======== MATERIAL PROVIDED
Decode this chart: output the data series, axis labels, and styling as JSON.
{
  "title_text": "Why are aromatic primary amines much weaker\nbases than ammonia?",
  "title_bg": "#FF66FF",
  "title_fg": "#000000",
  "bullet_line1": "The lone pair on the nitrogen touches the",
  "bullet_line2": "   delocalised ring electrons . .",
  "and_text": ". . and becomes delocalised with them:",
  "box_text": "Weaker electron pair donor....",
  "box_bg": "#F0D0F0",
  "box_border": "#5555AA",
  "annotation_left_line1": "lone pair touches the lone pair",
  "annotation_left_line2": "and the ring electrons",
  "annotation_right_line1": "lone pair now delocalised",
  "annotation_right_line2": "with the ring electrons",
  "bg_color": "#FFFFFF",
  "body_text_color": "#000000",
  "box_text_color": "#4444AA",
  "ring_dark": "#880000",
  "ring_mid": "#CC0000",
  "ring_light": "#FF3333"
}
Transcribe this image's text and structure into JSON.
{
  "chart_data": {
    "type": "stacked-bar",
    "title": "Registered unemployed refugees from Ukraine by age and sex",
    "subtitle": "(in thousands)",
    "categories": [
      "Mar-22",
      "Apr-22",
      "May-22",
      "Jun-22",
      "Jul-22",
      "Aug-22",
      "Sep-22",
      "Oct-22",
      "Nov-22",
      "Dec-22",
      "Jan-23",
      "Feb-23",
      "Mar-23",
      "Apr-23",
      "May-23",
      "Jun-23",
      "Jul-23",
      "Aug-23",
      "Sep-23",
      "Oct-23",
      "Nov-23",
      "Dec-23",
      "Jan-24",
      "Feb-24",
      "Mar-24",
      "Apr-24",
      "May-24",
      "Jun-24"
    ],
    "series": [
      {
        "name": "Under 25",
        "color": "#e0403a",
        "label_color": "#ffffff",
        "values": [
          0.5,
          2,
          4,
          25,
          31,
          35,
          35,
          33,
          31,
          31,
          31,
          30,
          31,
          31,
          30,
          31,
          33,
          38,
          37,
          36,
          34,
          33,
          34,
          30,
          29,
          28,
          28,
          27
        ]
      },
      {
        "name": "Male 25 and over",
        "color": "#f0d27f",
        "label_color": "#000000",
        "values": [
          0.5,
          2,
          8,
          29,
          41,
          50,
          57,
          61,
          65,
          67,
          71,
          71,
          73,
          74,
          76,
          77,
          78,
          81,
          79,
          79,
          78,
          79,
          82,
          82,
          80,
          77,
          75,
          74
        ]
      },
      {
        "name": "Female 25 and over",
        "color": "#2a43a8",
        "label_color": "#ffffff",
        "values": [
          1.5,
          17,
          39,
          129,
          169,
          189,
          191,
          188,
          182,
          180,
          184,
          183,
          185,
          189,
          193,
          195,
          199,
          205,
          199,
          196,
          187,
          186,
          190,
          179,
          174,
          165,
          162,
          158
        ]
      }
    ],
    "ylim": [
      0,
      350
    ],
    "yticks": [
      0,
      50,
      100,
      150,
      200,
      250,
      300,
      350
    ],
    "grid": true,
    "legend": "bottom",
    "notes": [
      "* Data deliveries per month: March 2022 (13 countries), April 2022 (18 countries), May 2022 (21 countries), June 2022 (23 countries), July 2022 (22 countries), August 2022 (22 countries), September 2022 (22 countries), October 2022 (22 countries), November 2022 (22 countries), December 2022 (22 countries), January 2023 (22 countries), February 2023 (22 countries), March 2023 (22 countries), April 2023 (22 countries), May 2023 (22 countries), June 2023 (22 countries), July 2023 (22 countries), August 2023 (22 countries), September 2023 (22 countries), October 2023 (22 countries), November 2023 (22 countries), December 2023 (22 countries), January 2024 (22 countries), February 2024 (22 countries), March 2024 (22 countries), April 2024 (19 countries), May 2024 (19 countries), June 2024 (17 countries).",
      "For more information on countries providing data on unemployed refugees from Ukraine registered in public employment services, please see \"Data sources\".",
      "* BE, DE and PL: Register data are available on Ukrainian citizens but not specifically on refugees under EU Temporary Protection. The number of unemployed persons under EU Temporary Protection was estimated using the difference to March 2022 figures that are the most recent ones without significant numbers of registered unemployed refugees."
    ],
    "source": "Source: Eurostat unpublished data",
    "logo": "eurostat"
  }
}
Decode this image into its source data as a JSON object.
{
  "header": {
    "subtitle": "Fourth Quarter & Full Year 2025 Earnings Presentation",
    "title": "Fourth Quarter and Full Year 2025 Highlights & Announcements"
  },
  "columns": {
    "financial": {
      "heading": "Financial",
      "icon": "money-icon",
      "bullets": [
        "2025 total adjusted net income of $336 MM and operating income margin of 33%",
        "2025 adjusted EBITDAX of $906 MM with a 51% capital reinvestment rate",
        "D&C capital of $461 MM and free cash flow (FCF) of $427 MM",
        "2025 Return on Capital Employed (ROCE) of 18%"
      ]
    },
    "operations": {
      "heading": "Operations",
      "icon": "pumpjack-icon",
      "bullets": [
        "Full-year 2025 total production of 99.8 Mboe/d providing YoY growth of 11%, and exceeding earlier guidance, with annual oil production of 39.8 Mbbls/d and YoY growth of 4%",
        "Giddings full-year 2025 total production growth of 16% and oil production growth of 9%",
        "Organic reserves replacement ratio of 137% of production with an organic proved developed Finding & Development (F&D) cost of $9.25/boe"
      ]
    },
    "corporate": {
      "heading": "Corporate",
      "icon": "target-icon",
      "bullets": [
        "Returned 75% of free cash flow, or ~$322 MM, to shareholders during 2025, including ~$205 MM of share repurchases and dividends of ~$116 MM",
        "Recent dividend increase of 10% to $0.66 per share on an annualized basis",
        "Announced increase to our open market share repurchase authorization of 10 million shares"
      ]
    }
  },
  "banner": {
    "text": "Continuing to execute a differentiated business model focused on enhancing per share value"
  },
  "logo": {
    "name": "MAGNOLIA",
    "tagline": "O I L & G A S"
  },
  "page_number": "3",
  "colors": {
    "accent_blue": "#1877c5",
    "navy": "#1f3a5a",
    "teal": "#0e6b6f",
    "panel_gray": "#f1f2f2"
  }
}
================
### THE PROBLEM
List every line above containing the word "Decode".

### ANSWER TO THE PROBLEM
Decode this chart: output the data series, axis labels, and styling as JSON.
Decode this image into its source data as a JSON object.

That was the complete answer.